:: What you need to do ::
Look for the word "执业证书编号" in each line and report the count of matching lines, with nothing added.

:: Input ::

◇ ◇ ◇

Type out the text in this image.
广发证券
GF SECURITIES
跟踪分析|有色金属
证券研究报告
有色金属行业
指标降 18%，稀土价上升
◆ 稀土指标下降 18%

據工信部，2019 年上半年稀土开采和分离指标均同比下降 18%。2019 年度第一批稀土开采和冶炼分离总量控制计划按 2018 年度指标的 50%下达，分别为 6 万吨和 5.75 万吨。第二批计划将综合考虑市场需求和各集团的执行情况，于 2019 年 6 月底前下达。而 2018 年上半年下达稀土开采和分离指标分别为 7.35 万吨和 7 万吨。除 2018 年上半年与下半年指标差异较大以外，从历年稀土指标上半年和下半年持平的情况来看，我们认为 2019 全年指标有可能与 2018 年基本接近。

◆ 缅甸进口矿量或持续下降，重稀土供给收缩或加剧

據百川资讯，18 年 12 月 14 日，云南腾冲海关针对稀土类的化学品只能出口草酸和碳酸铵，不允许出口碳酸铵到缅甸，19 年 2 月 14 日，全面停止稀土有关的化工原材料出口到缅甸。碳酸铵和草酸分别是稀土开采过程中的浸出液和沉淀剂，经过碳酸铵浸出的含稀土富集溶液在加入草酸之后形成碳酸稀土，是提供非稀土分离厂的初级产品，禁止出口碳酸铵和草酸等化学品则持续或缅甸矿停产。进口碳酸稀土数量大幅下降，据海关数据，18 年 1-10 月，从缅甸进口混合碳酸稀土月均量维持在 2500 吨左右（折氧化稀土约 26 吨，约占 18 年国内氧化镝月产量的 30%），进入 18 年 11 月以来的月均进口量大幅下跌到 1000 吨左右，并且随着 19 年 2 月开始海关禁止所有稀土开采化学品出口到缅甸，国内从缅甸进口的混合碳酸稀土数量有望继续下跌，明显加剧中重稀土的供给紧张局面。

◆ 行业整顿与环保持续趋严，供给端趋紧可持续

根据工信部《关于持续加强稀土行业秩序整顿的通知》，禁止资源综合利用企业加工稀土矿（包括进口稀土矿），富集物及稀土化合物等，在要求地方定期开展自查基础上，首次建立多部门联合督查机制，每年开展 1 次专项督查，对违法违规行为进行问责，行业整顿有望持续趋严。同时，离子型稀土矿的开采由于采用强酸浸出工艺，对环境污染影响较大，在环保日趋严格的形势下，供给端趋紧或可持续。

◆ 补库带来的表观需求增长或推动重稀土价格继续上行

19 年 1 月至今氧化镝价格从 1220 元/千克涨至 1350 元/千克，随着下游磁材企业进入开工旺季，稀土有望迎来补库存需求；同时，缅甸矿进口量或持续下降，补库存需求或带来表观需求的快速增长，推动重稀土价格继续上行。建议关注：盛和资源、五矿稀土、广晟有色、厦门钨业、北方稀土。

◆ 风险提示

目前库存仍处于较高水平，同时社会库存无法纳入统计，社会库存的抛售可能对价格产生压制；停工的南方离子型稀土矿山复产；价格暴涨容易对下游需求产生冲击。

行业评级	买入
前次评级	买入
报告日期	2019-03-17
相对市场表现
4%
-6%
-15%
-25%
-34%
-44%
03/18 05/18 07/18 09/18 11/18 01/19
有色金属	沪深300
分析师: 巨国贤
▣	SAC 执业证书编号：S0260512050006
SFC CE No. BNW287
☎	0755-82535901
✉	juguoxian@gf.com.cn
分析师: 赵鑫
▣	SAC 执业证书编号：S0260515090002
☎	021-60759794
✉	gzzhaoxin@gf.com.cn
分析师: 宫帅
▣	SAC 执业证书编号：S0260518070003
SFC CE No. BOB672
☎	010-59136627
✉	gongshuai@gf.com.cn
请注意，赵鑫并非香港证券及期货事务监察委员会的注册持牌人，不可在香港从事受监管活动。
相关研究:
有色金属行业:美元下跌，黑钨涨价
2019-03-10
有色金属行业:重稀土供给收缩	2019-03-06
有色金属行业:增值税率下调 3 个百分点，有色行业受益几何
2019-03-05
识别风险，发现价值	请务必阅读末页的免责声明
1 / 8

◇ ◇ ◇

:: Answer to the task ::
3